• **TASK DETAILS**:
Where the line holding "Transcribe this image's" appears, start copying, and continue exactly through the last line of the listing, skipping pictures.

## start INFORMATION SHOWN

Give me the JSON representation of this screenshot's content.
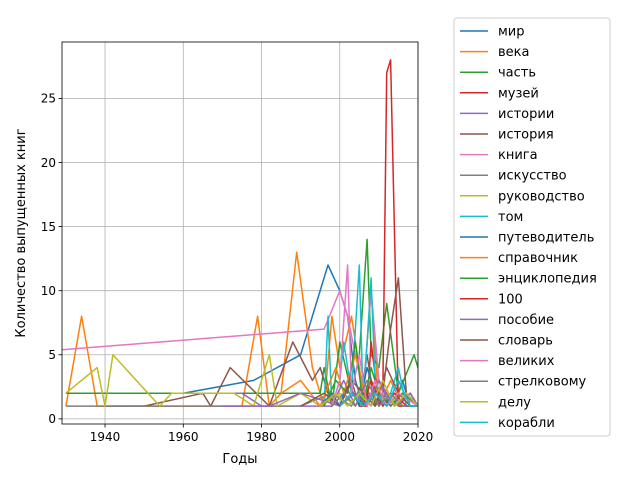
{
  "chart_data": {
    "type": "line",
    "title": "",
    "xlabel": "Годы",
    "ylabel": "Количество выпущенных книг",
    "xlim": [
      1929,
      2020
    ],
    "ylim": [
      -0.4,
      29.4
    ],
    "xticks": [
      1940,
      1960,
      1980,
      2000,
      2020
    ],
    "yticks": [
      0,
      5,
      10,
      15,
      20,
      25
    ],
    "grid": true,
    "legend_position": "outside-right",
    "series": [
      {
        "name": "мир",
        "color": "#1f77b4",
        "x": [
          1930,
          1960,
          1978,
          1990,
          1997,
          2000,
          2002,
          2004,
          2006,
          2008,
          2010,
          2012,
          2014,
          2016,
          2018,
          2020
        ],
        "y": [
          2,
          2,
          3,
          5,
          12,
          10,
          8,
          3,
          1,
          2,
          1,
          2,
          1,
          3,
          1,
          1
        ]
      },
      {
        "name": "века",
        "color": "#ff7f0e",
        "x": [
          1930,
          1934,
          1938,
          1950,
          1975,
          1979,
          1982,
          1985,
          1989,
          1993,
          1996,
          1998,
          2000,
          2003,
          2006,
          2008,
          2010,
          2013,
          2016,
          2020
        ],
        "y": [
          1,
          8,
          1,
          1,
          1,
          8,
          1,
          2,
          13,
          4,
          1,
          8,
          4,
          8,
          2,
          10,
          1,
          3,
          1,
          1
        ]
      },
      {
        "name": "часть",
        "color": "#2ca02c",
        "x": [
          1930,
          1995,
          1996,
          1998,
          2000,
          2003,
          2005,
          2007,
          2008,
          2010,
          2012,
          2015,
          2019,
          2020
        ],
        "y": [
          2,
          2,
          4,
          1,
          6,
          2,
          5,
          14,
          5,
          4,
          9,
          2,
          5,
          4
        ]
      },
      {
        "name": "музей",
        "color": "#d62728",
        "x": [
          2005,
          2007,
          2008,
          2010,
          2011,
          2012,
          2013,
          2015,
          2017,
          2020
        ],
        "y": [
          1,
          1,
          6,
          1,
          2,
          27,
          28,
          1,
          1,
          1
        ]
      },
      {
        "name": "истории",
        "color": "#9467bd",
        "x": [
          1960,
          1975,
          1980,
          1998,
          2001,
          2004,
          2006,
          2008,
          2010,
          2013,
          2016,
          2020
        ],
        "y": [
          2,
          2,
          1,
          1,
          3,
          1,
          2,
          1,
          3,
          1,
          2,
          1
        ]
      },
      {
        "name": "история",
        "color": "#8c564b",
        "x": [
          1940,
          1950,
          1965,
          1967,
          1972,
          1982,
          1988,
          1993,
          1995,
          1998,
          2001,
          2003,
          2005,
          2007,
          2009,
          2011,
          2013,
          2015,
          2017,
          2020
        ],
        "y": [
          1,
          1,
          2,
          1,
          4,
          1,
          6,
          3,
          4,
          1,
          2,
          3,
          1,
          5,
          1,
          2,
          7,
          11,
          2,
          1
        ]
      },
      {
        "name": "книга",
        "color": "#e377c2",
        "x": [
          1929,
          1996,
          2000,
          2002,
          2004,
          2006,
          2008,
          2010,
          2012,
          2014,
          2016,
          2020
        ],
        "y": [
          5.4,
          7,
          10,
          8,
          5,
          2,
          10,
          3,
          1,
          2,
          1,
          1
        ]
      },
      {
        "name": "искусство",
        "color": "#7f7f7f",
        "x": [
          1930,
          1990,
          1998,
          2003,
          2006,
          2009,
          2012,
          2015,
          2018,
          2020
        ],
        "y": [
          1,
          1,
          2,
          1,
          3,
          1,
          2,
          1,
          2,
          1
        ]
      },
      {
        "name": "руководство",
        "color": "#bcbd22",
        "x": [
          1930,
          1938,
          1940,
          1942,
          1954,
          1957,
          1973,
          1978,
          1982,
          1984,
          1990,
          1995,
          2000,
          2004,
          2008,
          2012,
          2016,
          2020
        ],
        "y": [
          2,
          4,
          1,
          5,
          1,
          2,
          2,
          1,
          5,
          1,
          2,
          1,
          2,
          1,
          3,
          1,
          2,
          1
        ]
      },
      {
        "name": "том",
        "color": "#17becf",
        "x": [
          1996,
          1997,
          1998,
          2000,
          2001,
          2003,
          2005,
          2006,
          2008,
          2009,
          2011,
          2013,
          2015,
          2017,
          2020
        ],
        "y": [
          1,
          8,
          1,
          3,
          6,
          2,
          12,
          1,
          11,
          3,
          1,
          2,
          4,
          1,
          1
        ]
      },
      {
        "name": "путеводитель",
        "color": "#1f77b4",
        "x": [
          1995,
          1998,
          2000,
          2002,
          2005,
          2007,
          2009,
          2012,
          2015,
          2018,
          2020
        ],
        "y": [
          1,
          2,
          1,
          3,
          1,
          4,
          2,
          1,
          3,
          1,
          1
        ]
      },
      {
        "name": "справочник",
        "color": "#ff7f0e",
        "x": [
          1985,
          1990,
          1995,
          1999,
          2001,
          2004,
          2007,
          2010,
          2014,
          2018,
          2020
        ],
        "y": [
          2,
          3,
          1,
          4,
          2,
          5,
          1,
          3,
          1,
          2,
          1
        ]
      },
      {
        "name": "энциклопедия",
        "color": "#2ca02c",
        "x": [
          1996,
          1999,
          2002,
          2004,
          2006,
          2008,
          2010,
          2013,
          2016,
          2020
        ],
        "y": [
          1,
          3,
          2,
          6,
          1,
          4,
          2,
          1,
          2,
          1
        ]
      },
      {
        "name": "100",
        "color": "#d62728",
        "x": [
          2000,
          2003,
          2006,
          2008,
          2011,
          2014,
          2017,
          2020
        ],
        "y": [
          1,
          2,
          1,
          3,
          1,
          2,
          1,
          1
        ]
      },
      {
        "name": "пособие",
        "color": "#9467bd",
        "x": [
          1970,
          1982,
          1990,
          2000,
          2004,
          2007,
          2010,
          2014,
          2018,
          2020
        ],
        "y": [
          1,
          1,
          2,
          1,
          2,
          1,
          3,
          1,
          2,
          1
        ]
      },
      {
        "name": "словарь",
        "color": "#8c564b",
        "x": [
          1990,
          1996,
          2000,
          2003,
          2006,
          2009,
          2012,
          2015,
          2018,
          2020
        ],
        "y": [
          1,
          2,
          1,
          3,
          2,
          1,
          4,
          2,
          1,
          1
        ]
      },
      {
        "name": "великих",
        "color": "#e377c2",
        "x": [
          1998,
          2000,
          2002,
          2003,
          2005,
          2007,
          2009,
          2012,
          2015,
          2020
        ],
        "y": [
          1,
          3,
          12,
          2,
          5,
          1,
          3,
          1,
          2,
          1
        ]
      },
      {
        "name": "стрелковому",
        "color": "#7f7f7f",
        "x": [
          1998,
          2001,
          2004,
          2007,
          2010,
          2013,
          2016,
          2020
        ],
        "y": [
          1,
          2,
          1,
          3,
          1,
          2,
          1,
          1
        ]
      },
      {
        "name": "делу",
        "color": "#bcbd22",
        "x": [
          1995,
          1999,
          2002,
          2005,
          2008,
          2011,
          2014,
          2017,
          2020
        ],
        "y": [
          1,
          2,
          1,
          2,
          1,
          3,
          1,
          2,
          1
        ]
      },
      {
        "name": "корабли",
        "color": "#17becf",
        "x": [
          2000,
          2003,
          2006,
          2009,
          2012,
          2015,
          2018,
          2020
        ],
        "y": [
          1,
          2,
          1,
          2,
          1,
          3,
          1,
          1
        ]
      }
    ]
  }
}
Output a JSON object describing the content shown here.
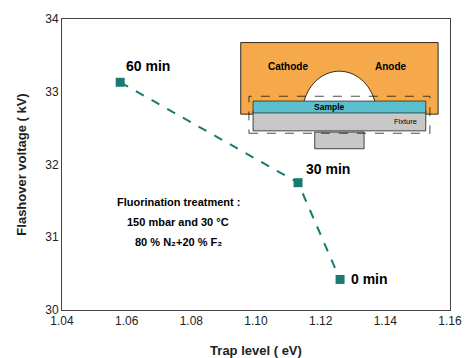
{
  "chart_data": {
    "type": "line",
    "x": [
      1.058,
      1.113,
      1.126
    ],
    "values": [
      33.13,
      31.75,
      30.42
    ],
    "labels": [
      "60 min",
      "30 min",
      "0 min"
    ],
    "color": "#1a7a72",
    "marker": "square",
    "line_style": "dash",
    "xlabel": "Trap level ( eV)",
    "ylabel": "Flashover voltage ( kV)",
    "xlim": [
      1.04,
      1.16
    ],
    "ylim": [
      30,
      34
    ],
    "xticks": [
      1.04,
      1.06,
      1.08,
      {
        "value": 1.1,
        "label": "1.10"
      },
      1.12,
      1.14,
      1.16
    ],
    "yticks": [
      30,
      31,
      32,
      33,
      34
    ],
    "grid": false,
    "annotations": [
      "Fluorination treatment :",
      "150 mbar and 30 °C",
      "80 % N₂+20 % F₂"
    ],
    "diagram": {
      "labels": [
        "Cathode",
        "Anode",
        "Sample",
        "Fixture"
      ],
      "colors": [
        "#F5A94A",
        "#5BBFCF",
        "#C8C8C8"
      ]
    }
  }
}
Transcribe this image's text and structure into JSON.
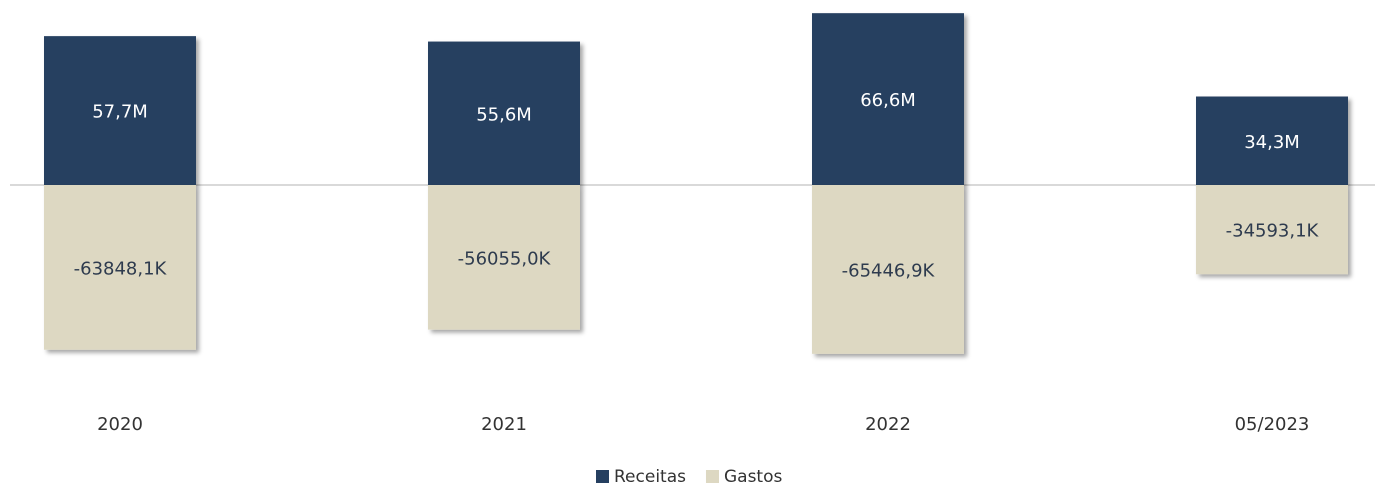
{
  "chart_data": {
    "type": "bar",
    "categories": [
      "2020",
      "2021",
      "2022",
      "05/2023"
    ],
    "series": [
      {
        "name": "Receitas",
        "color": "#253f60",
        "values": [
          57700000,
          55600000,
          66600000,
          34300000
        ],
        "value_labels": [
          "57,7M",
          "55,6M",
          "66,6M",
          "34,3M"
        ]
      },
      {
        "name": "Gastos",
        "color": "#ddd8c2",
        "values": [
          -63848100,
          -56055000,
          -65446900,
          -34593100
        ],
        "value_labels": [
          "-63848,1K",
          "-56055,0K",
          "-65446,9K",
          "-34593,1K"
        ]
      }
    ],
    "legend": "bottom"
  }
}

## end INFORMATION SHOWN

• **SOLUTION**:
Transcribe this image's text and structure into JSON.
{
  "chart_data": {
    "type": "bar",
    "categories": [
      "2020",
      "2021",
      "2022",
      "05/2023"
    ],
    "series": [
      {
        "name": "Receitas",
        "color": "#253f60",
        "values": [
          57700000,
          55600000,
          66600000,
          34300000
        ],
        "value_labels": [
          "57,7M",
          "55,6M",
          "66,6M",
          "34,3M"
        ]
      },
      {
        "name": "Gastos",
        "color": "#ddd8c2",
        "values": [
          -63848100,
          -56055000,
          -65446900,
          -34593100
        ],
        "value_labels": [
          "-63848,1K",
          "-56055,0K",
          "-65446,9K",
          "-34593,1K"
        ]
      }
    ],
    "legend": "bottom"
  }
}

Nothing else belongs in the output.